What is needed -
Write out the data below in full. Keep it exact.

########

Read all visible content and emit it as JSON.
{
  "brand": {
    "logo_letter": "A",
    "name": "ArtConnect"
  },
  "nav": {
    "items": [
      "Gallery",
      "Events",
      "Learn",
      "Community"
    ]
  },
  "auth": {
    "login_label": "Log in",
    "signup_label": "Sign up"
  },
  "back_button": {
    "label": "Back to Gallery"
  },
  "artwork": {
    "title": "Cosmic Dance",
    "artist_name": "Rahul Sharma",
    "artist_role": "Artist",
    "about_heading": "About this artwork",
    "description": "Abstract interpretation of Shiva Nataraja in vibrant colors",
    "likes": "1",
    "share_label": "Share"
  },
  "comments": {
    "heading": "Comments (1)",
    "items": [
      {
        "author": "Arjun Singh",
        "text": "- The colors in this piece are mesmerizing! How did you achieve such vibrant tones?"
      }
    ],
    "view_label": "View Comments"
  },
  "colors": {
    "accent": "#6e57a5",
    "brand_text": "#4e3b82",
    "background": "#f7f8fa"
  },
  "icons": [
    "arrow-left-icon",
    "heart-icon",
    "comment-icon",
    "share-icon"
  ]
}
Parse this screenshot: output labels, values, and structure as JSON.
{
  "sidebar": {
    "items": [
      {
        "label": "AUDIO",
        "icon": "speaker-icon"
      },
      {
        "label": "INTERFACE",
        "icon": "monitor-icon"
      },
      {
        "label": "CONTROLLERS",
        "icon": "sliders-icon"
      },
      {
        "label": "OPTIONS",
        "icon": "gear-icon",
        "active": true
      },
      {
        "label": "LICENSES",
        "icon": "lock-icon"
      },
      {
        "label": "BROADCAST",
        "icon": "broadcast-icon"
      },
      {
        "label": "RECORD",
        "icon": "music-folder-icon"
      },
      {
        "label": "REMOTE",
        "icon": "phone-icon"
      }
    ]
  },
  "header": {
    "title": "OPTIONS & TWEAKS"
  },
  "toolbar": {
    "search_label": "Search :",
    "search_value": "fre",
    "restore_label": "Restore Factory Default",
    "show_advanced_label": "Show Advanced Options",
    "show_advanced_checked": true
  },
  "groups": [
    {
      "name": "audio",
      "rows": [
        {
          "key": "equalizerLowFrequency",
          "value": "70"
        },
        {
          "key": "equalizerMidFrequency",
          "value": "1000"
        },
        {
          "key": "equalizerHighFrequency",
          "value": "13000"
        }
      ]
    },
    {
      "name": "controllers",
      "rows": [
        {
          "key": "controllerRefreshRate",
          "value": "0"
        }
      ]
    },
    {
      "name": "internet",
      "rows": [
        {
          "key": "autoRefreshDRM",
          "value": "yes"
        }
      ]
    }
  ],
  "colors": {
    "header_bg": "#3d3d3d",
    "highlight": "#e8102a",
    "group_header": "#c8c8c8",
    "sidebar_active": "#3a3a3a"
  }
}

########

Response -
Read all visible content and emit it as JSON.
{
  "brand": {
    "logo_letter": "A",
    "name": "ArtConnect"
  },
  "nav": {
    "items": [
      "Gallery",
      "Events",
      "Learn",
      "Community"
    ]
  },
  "auth": {
    "login_label": "Log in",
    "signup_label": "Sign up"
  },
  "back_button": {
    "label": "Back to Gallery"
  },
  "artwork": {
    "title": "Cosmic Dance",
    "artist_name": "Rahul Sharma",
    "artist_role": "Artist",
    "about_heading": "About this artwork",
    "description": "Abstract interpretation of Shiva Nataraja in vibrant colors",
    "likes": "1",
    "share_label": "Share"
  },
  "comments": {
    "heading": "Comments (1)",
    "items": [
      {
        "author": "Arjun Singh",
        "text": "- The colors in this piece are mesmerizing! How did you achieve such vibrant tones?"
      }
    ],
    "view_label": "View Comments"
  },
  "colors": {
    "accent": "#6e57a5",
    "brand_text": "#4e3b82",
    "background": "#f7f8fa"
  },
  "icons": [
    "arrow-left-icon",
    "heart-icon",
    "comment-icon",
    "share-icon"
  ]
}
Parse this screenshot: output labels, values, and structure as JSON.
{
  "sidebar": {
    "items": [
      {
        "label": "AUDIO",
        "icon": "speaker-icon"
      },
      {
        "label": "INTERFACE",
        "icon": "monitor-icon"
      },
      {
        "label": "CONTROLLERS",
        "icon": "sliders-icon"
      },
      {
        "label": "OPTIONS",
        "icon": "gear-icon",
        "active": true
      },
      {
        "label": "LICENSES",
        "icon": "lock-icon"
      },
      {
        "label": "BROADCAST",
        "icon": "broadcast-icon"
      },
      {
        "label": "RECORD",
        "icon": "music-folder-icon"
      },
      {
        "label": "REMOTE",
        "icon": "phone-icon"
      }
    ]
  },
  "header": {
    "title": "OPTIONS & TWEAKS"
  },
  "toolbar": {
    "search_label": "Search :",
    "search_value": "fre",
    "restore_label": "Restore Factory Default",
    "show_advanced_label": "Show Advanced Options",
    "show_advanced_checked": true
  },
  "groups": [
    {
      "name": "audio",
      "rows": [
        {
          "key": "equalizerLowFrequency",
          "value": "70"
        },
        {
          "key": "equalizerMidFrequency",
          "value": "1000"
        },
        {
          "key": "equalizerHighFrequency",
          "value": "13000"
        }
      ]
    },
    {
      "name": "controllers",
      "rows": [
        {
          "key": "controllerRefreshRate",
          "value": "0"
        }
      ]
    },
    {
      "name": "internet",
      "rows": [
        {
          "key": "autoRefreshDRM",
          "value": "yes"
        }
      ]
    }
  ],
  "colors": {
    "header_bg": "#3d3d3d",
    "highlight": "#e8102a",
    "group_header": "#c8c8c8",
    "sidebar_active": "#3a3a3a"
  }
}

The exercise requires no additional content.